*Exercise requirements:* Please rewrite the entries below as a numbered list, leaving out any blank lines. Begin at the line that contains "qr-wallet-row[interactable]: Ví QR" and stop after the line that contains "system-navigation-bar xyxy=(3,896,477,956)".

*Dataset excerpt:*
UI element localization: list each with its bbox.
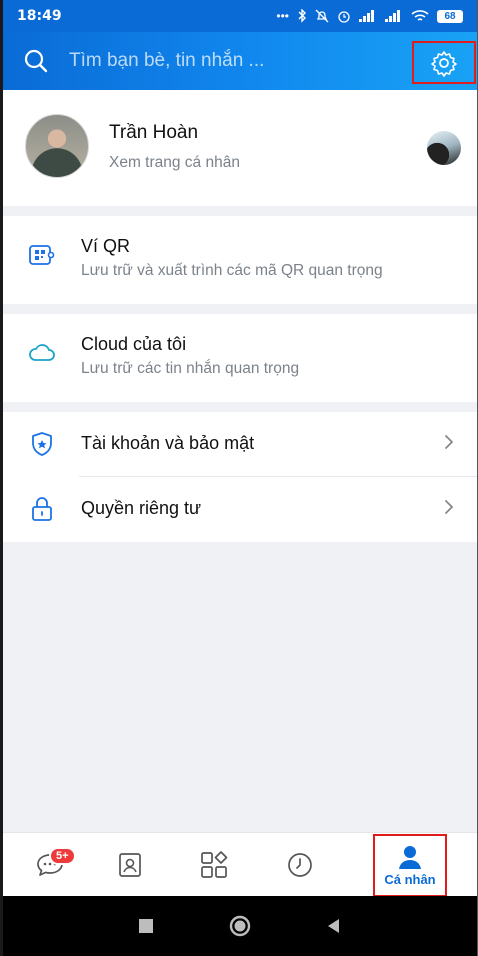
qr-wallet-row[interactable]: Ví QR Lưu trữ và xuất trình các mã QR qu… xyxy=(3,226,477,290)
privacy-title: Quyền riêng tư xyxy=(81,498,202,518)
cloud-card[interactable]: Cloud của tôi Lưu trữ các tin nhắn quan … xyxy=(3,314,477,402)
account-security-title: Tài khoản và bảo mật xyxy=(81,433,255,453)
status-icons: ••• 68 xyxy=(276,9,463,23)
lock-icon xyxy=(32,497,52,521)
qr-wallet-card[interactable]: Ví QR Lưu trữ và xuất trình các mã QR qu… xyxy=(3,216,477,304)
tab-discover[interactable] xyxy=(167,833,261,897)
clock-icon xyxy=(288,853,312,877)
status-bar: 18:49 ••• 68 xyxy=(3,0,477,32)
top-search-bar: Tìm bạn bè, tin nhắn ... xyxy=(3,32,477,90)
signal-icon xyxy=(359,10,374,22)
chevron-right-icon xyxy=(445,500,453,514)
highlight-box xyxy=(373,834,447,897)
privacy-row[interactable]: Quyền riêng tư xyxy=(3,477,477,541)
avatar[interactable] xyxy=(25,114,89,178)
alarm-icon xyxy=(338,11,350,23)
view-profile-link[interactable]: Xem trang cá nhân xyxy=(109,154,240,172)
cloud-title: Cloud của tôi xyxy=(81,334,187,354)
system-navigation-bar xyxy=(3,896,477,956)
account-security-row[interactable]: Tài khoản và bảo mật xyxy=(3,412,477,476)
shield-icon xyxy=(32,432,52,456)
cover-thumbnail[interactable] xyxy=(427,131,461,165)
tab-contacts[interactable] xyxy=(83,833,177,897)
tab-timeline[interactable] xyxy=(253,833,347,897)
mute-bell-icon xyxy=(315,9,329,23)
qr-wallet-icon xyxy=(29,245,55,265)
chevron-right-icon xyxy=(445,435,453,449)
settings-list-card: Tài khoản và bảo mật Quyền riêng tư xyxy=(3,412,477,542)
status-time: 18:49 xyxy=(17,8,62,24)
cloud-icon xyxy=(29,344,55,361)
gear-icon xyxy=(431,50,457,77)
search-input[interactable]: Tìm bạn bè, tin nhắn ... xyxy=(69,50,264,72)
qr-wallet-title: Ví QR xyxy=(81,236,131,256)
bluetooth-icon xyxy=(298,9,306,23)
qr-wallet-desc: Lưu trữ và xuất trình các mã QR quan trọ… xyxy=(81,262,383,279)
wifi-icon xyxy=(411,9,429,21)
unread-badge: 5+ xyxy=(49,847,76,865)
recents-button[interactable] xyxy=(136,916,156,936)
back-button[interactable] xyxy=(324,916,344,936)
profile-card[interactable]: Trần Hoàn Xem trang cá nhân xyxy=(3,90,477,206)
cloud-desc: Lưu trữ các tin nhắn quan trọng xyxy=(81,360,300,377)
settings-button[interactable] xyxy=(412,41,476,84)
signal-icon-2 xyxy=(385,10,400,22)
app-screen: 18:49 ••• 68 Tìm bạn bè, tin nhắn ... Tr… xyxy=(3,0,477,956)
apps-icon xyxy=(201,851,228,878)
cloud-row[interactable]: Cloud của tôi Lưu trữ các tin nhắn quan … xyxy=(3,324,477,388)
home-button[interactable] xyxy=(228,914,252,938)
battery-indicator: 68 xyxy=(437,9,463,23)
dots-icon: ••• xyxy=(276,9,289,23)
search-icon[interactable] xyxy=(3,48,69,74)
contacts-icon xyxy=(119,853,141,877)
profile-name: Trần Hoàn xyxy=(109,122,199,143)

==

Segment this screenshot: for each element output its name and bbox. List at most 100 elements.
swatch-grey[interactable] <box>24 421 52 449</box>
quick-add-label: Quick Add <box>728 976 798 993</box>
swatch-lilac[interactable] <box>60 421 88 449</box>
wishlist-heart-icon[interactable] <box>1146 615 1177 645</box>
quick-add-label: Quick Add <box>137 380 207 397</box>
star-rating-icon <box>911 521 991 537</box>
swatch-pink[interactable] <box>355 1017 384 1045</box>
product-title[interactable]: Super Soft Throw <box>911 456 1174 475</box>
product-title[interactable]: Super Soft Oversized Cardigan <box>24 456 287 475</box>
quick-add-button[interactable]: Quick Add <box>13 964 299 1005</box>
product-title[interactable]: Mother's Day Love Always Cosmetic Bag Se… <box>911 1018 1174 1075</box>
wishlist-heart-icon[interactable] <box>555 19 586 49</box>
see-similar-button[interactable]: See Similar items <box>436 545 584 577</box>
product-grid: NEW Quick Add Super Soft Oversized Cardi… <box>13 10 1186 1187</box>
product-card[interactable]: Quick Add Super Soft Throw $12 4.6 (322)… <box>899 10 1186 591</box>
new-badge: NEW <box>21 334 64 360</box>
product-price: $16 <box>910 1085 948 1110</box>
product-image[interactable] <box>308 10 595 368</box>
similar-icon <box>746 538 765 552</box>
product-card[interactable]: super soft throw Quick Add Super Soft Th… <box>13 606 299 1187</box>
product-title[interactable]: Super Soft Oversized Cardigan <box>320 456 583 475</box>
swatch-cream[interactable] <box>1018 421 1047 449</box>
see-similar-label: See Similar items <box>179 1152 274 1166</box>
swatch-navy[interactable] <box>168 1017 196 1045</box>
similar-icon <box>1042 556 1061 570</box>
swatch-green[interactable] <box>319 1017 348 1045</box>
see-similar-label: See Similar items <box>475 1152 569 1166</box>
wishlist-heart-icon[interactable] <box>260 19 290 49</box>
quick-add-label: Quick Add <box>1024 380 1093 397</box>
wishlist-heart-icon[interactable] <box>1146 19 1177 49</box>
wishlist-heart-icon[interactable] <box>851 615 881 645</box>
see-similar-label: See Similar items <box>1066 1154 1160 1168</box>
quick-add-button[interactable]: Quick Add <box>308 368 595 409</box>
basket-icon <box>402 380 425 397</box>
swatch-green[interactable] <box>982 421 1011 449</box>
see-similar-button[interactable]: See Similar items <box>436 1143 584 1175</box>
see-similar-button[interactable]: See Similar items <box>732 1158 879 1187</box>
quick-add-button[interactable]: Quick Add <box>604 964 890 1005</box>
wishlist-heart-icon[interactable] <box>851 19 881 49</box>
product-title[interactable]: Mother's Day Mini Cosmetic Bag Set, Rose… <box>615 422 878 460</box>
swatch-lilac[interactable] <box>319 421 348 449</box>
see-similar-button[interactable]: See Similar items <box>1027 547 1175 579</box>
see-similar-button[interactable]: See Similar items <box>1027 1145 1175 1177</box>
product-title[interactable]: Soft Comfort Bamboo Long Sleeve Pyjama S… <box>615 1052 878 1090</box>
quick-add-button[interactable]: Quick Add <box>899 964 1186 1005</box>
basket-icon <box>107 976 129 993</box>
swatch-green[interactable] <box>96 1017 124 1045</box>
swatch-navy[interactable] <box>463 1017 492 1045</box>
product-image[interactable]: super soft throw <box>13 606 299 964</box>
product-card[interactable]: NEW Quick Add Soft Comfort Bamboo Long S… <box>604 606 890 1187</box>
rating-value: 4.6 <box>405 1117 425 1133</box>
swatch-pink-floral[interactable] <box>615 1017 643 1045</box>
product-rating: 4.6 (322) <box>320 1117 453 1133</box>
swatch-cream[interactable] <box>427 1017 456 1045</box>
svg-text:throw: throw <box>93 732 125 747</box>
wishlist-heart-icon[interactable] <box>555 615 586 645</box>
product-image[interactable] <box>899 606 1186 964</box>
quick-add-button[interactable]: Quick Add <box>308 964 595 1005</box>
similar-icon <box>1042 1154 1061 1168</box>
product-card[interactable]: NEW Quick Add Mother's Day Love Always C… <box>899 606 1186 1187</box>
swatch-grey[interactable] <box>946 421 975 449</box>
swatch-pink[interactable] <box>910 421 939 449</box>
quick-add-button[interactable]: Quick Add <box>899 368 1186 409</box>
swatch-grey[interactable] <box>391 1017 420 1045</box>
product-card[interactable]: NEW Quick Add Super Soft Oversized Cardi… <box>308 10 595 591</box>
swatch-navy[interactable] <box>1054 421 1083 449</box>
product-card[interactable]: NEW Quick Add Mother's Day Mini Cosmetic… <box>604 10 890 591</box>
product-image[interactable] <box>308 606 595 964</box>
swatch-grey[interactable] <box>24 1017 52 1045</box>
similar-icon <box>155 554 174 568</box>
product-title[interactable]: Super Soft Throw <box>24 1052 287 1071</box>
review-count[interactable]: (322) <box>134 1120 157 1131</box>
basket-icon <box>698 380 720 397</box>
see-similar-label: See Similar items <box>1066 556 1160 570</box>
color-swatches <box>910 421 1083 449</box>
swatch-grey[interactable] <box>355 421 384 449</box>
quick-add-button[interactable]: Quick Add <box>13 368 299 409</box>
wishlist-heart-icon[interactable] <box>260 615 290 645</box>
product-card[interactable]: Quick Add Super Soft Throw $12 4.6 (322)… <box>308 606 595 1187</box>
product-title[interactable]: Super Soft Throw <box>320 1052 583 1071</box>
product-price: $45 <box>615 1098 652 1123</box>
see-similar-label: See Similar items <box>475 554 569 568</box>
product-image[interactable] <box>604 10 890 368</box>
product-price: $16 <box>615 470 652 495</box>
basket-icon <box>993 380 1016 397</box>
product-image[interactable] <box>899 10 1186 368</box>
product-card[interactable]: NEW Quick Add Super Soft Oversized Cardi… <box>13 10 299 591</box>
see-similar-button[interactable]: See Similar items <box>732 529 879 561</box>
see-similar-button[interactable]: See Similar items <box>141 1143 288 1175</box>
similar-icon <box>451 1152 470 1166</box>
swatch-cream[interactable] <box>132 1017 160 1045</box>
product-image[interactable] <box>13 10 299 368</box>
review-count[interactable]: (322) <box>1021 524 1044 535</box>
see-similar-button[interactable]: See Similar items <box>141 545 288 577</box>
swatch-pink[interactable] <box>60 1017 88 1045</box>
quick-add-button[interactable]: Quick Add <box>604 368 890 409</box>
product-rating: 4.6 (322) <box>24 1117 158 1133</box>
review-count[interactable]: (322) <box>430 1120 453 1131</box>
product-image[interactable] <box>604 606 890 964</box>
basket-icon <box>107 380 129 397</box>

---

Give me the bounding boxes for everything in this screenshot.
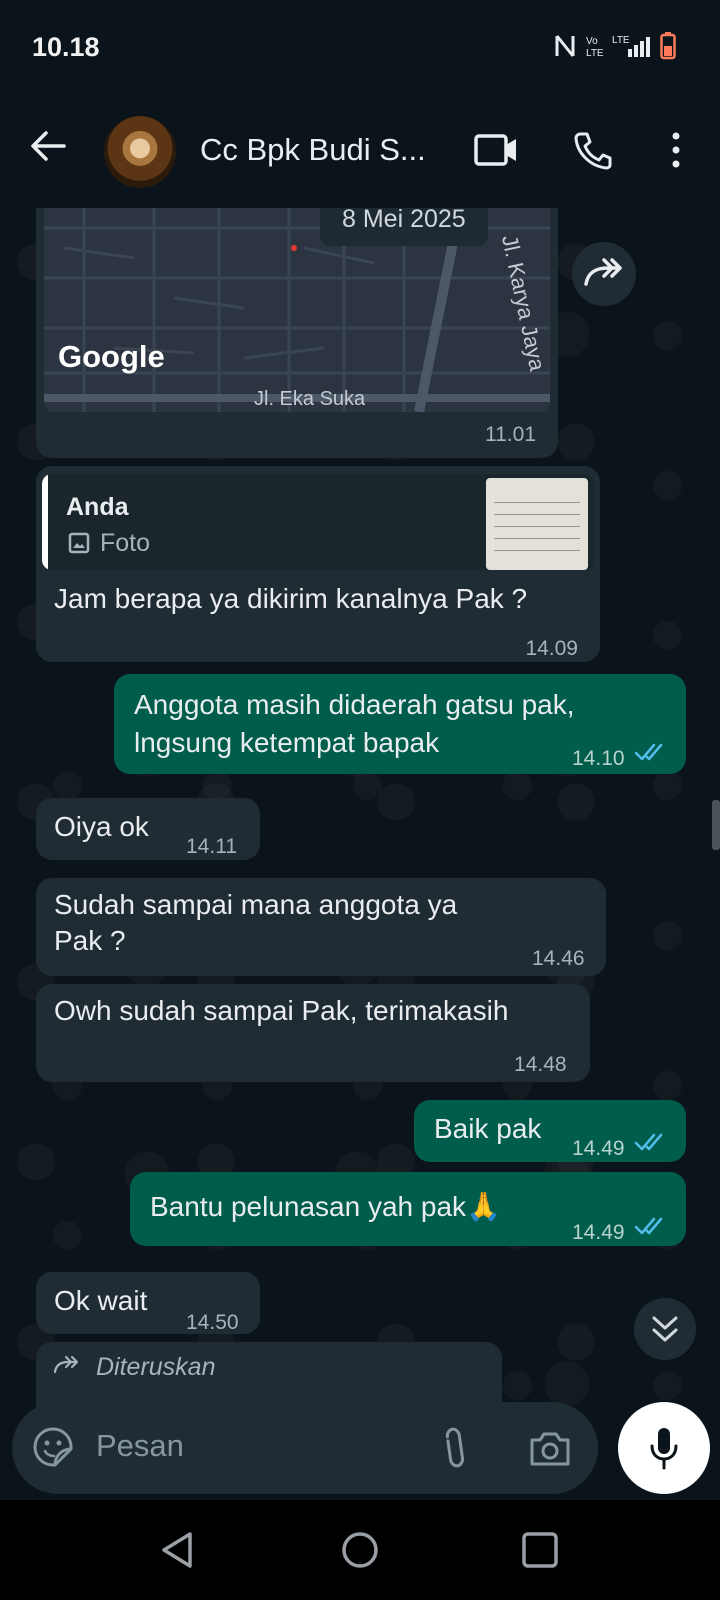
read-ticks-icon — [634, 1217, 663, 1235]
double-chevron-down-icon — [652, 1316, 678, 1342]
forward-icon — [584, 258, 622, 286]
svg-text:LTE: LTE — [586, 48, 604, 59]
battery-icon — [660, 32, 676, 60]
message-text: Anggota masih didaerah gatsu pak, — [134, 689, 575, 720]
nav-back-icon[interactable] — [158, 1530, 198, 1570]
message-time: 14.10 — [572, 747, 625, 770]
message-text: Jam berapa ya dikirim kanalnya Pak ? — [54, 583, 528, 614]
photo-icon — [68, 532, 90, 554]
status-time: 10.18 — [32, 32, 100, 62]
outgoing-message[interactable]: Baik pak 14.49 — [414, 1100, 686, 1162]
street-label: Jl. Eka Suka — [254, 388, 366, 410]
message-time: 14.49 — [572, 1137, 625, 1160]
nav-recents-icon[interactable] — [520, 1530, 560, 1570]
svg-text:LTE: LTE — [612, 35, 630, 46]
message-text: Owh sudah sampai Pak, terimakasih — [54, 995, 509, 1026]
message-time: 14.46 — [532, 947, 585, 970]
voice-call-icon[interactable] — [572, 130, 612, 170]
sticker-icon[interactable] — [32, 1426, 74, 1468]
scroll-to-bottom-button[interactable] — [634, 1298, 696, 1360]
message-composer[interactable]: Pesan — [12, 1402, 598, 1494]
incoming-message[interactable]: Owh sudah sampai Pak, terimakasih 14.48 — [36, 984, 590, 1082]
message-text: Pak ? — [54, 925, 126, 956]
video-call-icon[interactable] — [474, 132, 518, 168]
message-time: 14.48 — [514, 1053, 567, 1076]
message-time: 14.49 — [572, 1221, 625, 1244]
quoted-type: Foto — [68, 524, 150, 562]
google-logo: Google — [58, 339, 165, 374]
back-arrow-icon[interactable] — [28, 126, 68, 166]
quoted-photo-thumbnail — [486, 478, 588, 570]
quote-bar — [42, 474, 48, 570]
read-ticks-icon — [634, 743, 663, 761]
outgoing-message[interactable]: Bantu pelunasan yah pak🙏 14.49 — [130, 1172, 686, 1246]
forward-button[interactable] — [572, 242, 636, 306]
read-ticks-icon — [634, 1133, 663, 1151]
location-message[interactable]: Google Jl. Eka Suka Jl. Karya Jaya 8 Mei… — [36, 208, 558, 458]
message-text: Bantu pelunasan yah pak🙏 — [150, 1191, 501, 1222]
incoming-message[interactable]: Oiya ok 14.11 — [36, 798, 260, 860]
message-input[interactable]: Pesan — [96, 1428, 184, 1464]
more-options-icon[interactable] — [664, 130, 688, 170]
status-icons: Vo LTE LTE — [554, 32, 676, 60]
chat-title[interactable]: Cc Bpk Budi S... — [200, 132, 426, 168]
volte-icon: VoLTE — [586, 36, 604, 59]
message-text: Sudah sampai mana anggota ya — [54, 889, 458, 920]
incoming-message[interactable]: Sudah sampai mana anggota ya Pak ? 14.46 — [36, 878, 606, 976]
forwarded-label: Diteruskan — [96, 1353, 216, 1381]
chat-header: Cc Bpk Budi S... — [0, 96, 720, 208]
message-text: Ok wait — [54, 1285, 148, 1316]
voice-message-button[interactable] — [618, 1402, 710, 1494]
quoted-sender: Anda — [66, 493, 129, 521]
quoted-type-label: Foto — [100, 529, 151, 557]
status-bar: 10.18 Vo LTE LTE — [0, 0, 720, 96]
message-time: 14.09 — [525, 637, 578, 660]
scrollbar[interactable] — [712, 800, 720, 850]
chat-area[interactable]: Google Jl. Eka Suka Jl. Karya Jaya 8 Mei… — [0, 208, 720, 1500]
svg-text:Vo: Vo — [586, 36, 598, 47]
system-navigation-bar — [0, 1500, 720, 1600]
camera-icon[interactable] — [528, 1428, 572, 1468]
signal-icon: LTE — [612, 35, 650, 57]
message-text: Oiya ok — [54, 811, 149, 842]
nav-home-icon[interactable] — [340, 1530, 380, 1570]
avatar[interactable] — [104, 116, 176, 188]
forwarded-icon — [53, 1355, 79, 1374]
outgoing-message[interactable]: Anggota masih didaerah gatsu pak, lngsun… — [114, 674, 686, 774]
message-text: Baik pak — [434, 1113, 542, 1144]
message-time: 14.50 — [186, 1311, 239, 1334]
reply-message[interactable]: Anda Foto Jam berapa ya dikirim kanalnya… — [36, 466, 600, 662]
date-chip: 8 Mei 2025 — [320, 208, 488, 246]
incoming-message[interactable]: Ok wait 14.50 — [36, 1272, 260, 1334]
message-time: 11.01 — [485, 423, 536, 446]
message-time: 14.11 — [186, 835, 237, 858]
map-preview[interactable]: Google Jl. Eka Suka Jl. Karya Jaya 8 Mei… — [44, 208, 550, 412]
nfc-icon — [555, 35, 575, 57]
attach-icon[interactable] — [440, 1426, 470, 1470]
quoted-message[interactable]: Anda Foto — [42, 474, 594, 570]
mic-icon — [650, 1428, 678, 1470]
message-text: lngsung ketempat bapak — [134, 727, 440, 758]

*Answer:*
1. qr-wallet-row[interactable]: Ví QR Lưu trữ và xuất trình các mã QR qu… xyxy=(3,226,477,290)
2. privacy-title: Quyền riêng tư xyxy=(81,498,202,518)
3. cloud-card[interactable]: Cloud của tôi Lưu trữ các tin nhắn quan … xyxy=(3,314,477,402)
4. account-security-title: Tài khoản và bảo mật xyxy=(81,433,255,453)
5. status-icons: ••• 68 xyxy=(276,9,463,23)
6. lock-icon xyxy=(32,497,52,521)
7. qr-wallet-card[interactable]: Ví QR Lưu trữ và xuất trình các mã QR qu… xyxy=(3,216,477,304)
8. tab-discover[interactable] xyxy=(167,833,261,897)
9. clock-icon xyxy=(288,853,312,877)
10. status-bar: 18:49 ••• 68 xyxy=(3,0,477,32)
11. top-search-bar: Tìm bạn bè, tin nhắn ... xyxy=(3,32,477,90)
12. signal-icon xyxy=(359,10,374,22)
13. chevron-right-icon xyxy=(445,500,453,514)
14. highlight-box xyxy=(373,834,447,897)
15. privacy-row[interactable]: Quyền riêng tư xyxy=(3,477,477,541)
16. avatar[interactable] xyxy=(25,114,89,178)
17. alarm-icon xyxy=(338,11,350,23)
18. view-profile-link[interactable]: Xem trang cá nhân xyxy=(109,154,240,172)
19. cloud-title: Cloud của tôi xyxy=(81,334,187,354)
20. system-navigation-bar xyxy=(3,896,477,956)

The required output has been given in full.